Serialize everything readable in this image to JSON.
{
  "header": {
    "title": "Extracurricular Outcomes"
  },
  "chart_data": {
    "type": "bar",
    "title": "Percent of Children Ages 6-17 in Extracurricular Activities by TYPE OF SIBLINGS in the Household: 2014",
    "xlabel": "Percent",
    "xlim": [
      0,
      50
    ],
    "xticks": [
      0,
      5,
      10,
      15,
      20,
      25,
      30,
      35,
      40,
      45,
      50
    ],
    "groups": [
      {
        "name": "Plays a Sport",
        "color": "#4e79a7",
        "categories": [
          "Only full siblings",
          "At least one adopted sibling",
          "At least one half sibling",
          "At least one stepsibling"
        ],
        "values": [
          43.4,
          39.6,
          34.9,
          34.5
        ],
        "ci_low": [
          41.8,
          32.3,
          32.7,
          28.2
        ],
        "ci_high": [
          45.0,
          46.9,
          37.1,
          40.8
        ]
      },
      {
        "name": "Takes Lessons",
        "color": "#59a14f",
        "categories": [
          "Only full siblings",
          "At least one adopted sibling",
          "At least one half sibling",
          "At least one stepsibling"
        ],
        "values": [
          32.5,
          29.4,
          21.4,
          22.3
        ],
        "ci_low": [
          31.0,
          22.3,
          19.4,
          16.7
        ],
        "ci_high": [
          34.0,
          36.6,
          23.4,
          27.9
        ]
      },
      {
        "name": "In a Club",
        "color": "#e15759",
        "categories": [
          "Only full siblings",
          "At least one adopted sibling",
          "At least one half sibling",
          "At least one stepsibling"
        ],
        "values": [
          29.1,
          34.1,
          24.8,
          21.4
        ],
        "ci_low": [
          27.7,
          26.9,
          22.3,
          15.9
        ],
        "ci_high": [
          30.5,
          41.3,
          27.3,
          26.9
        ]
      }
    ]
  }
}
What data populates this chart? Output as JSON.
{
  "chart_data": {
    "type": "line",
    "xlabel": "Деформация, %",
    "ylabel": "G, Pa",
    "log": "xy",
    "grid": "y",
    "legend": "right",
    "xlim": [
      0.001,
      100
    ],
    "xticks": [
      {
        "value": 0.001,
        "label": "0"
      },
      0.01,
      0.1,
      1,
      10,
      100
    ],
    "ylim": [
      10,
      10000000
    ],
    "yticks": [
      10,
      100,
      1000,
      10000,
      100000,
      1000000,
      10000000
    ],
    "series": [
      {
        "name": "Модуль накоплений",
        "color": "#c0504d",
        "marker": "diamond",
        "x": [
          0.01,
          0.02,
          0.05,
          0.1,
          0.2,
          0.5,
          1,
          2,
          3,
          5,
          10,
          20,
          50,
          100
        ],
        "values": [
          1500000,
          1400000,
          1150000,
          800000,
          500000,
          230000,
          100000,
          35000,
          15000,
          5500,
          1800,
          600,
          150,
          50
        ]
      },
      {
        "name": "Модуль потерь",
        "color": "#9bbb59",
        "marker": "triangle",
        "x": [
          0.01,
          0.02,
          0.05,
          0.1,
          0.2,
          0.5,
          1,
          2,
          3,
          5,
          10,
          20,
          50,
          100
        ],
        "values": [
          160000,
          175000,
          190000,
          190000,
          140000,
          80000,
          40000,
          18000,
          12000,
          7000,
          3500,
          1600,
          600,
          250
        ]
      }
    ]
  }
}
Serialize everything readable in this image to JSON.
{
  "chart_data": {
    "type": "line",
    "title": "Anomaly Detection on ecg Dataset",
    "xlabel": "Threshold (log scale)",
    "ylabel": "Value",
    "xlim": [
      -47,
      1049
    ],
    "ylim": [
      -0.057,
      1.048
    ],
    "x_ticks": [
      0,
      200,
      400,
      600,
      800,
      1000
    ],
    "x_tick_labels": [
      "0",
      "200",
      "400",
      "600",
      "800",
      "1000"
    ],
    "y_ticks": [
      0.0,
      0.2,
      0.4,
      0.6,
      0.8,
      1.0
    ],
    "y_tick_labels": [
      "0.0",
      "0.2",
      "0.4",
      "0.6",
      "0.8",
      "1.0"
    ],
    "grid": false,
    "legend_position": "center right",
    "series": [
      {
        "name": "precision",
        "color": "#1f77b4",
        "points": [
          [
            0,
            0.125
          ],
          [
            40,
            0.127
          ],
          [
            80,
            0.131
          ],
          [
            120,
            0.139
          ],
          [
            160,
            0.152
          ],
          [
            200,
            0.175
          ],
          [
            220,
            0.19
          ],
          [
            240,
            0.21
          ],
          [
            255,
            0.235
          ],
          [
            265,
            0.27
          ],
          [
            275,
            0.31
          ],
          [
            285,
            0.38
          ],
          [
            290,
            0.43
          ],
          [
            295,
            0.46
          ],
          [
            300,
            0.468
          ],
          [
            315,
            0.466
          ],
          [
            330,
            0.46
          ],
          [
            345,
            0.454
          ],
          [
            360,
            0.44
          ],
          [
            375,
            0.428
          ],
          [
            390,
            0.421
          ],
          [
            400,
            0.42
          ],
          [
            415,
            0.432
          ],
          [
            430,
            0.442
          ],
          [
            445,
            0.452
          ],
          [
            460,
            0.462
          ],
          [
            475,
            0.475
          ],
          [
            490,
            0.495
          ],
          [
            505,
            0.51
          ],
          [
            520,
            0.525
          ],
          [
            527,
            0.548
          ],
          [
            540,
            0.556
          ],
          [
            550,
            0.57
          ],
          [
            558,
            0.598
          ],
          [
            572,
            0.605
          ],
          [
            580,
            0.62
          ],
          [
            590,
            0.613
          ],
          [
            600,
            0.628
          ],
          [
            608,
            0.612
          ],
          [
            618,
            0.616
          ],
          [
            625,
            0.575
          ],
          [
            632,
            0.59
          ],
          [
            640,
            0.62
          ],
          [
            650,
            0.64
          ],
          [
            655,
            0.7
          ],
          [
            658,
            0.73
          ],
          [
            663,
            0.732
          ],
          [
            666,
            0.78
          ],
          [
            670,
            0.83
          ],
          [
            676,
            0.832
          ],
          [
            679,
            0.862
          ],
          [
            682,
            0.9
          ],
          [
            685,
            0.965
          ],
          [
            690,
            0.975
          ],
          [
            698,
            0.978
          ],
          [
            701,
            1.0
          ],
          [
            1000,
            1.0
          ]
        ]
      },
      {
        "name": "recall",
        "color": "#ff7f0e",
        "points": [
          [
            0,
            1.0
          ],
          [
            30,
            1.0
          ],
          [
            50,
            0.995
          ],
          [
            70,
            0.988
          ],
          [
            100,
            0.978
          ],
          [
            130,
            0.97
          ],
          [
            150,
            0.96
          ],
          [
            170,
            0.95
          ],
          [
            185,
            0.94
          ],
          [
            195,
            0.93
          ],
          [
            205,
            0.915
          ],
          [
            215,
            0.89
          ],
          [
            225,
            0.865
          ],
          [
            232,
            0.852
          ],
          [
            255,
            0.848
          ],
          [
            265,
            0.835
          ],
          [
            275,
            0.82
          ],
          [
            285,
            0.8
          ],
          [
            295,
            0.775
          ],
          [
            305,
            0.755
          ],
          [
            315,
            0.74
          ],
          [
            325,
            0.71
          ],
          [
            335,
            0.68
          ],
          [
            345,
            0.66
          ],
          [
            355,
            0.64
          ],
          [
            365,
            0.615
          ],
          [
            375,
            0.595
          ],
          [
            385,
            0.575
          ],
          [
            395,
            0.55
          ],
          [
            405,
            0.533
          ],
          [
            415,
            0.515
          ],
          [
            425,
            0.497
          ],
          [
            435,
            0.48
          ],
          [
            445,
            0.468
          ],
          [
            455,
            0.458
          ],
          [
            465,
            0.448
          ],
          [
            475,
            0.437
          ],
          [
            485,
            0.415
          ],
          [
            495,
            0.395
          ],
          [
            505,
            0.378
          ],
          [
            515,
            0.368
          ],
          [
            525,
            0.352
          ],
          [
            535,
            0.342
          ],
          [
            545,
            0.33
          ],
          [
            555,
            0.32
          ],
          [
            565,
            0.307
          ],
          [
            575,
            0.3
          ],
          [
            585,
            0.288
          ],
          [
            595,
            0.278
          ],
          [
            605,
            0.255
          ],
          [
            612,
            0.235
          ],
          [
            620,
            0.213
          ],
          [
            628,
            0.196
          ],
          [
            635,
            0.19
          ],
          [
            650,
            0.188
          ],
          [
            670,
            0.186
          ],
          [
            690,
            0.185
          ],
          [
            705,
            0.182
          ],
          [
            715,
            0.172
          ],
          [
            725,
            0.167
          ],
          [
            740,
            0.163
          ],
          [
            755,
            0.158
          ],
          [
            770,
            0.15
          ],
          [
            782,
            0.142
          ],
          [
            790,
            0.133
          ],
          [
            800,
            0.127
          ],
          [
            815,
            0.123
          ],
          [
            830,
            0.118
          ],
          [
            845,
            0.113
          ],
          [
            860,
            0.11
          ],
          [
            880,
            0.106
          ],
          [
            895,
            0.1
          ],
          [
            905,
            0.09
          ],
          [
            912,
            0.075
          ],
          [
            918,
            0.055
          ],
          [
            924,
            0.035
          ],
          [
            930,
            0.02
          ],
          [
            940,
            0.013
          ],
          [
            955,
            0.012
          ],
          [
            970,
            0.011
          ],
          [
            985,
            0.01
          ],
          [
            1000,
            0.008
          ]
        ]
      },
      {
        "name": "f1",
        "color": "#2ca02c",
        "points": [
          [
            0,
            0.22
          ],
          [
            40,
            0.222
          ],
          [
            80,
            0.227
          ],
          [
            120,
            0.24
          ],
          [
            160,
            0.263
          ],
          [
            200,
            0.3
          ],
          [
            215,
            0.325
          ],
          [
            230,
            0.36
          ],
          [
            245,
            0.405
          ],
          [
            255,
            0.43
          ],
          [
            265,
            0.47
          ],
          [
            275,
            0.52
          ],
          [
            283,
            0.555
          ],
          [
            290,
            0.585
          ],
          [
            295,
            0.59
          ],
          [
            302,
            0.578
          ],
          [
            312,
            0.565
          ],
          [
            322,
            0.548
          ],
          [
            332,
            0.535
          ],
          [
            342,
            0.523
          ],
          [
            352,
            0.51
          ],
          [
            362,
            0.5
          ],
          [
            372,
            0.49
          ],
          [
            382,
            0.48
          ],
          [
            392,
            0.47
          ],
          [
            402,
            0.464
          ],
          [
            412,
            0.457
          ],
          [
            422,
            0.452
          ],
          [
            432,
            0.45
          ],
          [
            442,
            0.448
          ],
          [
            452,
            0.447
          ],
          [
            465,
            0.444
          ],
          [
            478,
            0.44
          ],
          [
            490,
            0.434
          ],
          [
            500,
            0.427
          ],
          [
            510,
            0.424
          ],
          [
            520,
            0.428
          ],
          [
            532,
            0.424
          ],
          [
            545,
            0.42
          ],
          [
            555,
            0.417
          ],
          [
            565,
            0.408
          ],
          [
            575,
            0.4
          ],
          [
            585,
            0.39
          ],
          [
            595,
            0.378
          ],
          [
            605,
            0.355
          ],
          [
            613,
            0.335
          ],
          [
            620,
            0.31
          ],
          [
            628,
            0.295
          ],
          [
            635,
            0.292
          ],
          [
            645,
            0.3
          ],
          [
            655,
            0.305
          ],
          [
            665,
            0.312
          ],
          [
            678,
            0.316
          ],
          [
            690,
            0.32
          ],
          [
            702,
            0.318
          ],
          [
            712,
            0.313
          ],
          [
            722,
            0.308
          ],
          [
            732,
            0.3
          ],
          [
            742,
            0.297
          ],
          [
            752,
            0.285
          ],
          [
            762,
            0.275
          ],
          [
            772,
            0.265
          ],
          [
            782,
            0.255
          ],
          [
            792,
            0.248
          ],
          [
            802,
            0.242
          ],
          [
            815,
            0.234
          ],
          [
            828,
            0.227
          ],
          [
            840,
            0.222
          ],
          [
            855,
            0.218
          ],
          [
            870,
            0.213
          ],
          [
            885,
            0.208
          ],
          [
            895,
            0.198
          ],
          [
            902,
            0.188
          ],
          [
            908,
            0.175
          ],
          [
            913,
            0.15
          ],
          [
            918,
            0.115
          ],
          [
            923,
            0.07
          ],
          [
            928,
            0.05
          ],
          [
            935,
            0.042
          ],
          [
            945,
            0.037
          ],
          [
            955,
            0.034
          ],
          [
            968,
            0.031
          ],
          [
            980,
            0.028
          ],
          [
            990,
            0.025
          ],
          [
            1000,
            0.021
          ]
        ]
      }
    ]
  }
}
******
**Stated goal**: Reply with nothing but the number of lines that contain the word "Extracurricular".

**Exercise answer**: 2